Requirement: Repeat the full listing, word for word.

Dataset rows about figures
<<<<
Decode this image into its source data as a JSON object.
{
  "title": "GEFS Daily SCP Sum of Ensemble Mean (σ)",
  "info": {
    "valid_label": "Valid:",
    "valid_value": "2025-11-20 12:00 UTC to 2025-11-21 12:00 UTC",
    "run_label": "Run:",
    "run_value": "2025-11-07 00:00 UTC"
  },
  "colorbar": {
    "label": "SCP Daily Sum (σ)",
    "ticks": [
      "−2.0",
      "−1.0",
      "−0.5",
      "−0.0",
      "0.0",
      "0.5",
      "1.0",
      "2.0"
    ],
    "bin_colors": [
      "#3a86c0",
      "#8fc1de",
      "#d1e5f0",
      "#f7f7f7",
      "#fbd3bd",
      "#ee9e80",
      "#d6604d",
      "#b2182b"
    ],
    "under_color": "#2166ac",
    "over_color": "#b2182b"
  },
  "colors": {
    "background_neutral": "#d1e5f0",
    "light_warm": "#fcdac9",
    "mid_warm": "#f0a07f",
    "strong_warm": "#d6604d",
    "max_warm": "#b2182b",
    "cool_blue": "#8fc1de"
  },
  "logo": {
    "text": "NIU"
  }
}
>>>>
Final result:
Decode this image into its source data as a JSON object.
{
  "title": "GEFS Daily SCP Sum of Ensemble Mean (σ)",
  "info": {
    "valid_label": "Valid:",
    "valid_value": "2025-11-20 12:00 UTC to 2025-11-21 12:00 UTC",
    "run_label": "Run:",
    "run_value": "2025-11-07 00:00 UTC"
  },
  "colorbar": {
    "label": "SCP Daily Sum (σ)",
    "ticks": [
      "−2.0",
      "−1.0",
      "−0.5",
      "−0.0",
      "0.0",
      "0.5",
      "1.0",
      "2.0"
    ],
    "bin_colors": [
      "#3a86c0",
      "#8fc1de",
      "#d1e5f0",
      "#f7f7f7",
      "#fbd3bd",
      "#ee9e80",
      "#d6604d",
      "#b2182b"
    ],
    "under_color": "#2166ac",
    "over_color": "#b2182b"
  },
  "colors": {
    "background_neutral": "#d1e5f0",
    "light_warm": "#fcdac9",
    "mid_warm": "#f0a07f",
    "strong_warm": "#d6604d",
    "max_warm": "#b2182b",
    "cool_blue": "#8fc1de"
  },
  "logo": {
    "text": "NIU"
  }
}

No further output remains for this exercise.